◆ Task goal:
Each line that contains the string "shape" counts once; report how many such lines appear in the data, as a number only.

◆ Dataset content:

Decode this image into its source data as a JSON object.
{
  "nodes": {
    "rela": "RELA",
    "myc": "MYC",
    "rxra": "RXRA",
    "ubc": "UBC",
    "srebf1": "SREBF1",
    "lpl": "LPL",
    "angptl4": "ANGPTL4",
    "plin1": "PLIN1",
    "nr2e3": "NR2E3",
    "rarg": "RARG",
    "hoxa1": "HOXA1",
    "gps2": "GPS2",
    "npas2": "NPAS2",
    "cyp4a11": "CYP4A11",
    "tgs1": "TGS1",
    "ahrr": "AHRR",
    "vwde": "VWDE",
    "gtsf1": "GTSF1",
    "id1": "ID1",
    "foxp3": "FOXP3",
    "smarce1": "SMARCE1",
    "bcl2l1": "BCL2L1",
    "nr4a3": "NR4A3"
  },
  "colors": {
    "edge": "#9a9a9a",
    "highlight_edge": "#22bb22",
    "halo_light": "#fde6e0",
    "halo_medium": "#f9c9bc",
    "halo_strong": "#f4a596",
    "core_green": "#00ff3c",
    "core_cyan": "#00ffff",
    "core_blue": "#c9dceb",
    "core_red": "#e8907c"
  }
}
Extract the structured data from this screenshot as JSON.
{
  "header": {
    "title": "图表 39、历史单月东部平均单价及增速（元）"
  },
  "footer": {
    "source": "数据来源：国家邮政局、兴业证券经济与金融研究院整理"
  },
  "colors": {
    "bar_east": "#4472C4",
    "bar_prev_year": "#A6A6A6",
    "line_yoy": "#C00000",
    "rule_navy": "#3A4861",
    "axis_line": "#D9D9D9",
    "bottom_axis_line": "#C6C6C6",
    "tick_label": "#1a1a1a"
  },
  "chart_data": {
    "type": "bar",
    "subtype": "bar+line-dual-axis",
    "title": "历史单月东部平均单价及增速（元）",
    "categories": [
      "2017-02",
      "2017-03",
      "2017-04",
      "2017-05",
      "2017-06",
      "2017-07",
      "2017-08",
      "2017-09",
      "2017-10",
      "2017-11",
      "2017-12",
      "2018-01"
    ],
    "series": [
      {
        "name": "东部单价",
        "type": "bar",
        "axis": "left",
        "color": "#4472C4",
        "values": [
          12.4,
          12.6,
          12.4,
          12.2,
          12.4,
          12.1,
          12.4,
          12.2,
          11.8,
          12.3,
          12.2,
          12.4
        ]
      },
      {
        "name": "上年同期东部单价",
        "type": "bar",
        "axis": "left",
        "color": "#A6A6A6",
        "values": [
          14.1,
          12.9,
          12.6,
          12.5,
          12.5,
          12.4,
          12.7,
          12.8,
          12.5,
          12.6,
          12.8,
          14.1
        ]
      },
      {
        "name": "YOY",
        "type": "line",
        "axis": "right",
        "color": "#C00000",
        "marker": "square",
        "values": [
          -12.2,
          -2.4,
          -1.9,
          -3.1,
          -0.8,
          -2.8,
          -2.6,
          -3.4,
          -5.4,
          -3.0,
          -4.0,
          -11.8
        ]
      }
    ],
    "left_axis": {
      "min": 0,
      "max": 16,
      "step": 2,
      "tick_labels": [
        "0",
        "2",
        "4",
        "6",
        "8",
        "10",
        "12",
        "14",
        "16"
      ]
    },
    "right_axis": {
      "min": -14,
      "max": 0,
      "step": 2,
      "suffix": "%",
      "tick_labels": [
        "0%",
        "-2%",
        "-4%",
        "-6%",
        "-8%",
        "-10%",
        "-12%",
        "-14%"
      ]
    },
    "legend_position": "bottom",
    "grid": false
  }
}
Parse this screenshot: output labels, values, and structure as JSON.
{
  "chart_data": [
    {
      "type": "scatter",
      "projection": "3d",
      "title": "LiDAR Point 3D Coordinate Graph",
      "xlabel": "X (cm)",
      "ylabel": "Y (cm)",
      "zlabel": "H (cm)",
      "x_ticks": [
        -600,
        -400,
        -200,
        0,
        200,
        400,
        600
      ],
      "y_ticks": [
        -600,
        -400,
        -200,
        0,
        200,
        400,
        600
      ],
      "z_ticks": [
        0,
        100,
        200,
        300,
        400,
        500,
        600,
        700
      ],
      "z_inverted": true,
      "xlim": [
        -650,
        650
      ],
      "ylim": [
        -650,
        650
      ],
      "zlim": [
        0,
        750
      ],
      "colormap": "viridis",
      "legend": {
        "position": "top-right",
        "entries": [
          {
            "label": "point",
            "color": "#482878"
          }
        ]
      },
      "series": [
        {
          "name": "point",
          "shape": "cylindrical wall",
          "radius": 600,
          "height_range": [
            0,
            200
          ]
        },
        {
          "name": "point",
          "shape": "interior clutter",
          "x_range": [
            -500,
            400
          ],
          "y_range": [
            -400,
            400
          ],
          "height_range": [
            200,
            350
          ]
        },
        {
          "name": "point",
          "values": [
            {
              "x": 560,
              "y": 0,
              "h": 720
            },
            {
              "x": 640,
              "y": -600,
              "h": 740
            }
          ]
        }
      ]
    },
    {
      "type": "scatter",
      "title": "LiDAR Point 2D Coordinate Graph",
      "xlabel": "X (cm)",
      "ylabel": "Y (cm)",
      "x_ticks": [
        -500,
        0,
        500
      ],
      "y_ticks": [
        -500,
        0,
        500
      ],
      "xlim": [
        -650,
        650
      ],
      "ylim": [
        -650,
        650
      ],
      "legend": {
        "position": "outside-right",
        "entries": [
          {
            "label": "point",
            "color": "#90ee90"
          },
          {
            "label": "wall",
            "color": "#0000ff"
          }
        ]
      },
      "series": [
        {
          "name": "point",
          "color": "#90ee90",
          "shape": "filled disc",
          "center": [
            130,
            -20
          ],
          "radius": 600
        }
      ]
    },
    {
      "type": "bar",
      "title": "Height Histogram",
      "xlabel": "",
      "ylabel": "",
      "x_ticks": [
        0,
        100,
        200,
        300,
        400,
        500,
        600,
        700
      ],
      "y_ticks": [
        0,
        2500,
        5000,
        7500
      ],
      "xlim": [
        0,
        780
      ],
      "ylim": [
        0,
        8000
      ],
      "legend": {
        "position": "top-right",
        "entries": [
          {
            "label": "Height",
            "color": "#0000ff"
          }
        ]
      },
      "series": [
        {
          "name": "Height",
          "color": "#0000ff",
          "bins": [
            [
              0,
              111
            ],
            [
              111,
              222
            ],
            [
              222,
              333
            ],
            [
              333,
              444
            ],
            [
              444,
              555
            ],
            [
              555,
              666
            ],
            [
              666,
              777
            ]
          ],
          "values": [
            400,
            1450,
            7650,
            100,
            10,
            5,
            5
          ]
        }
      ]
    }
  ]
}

◆ Answer:
3